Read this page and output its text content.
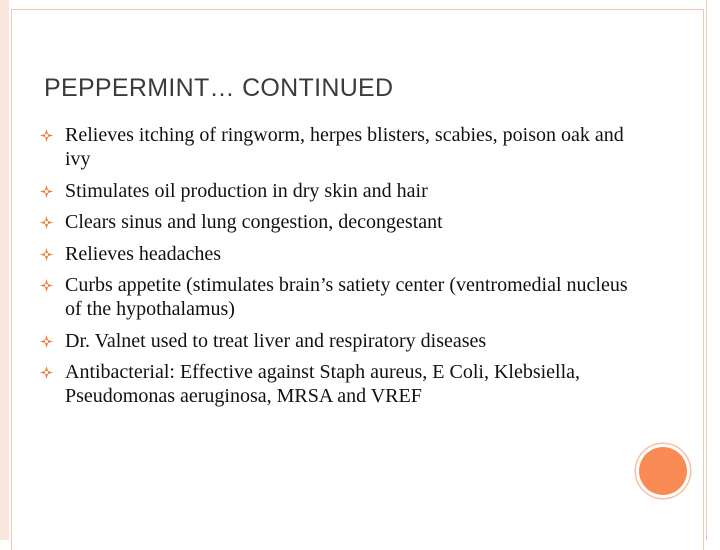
PEPPERMINT… CONTINUED
Relieves itching of ringworm, herpes blisters, scabies, poison oak and ivy
Stimulates oil production in dry skin and hair
Clears sinus and lung congestion, decongestant
Relieves headaches
Curbs appetite (stimulates brain’s satiety center (ventromedial nucleus of the hypothalamus)
Dr. Valnet used to treat liver and respiratory diseases
Antibacterial: Effective against Staph aureus, E Coli, Klebsiella, Pseudomonas aeruginosa, MRSA and VREF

-=-=-=-=-

Leaving the pictures out, write out every entry exactly.

(TASK ANSWER):
Read this page and output its text content.
PEPPERMINT… CONTINUED
Relieves itching of ringworm, herpes blisters, scabies, poison oak and ivy
Stimulates oil production in dry skin and hair
Clears sinus and lung congestion, decongestant
Relieves headaches
Curbs appetite (stimulates brain’s satiety center (ventromedial nucleus of the hypothalamus)
Dr. Valnet used to treat liver and respiratory diseases
Antibacterial: Effective against Staph aureus, E Coli, Klebsiella, Pseudomonas aeruginosa, MRSA and VREF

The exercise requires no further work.